● **WHAT THE EXERCISE ASKS**
Each line in the entries below that holds the string "title" is to be listed.

● **DATA ROWS**
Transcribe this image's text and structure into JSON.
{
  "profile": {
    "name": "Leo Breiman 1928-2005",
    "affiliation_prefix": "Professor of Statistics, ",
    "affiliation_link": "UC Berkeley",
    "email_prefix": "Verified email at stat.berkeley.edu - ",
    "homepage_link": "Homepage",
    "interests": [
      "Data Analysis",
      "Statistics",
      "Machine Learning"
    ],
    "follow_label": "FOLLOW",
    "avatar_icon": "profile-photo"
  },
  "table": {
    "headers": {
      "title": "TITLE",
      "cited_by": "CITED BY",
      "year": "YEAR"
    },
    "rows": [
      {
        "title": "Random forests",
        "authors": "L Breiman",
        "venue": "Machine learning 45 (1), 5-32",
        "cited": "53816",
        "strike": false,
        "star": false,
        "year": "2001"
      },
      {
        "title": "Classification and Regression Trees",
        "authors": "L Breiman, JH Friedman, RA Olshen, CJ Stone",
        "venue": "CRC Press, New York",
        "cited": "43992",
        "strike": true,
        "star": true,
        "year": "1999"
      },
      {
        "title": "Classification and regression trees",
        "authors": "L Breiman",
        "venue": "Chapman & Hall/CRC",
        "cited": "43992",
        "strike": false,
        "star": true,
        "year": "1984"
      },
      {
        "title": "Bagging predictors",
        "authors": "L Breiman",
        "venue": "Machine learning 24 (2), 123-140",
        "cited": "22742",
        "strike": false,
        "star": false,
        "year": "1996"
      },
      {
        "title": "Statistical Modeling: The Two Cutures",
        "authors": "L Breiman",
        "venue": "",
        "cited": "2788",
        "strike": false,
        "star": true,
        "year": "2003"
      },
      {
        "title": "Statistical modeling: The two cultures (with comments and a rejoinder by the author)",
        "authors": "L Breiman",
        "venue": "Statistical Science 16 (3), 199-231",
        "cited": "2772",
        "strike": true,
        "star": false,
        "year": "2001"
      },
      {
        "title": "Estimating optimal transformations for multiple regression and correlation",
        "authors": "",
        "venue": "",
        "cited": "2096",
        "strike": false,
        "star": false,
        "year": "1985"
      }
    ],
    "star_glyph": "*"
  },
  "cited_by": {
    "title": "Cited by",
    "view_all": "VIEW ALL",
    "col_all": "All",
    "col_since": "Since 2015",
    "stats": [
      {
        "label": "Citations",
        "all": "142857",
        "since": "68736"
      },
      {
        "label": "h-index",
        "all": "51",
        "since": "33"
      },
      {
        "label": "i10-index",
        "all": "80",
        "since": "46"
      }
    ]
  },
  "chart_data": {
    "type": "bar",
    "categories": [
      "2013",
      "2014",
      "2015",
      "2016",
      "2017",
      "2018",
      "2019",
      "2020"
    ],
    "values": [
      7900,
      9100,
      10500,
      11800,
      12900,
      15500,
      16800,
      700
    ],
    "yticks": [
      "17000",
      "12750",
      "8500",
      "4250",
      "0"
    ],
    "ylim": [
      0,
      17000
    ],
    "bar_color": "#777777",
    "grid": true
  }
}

● **PROBLEM SOLUTION**
      "title": "TITLE",
        "title": "Random forests",
        "title": "Classification and Regression Trees",
        "title": "Classification and regression trees",
        "title": "Bagging predictors",
        "title": "Statistical Modeling: The Two Cutures",
        "title": "Statistical modeling: The two cultures (with comments and a rejoinder by the author)",
        "title": "Estimating optimal transformations for multiple regression and correlation",
    "title": "Cited by",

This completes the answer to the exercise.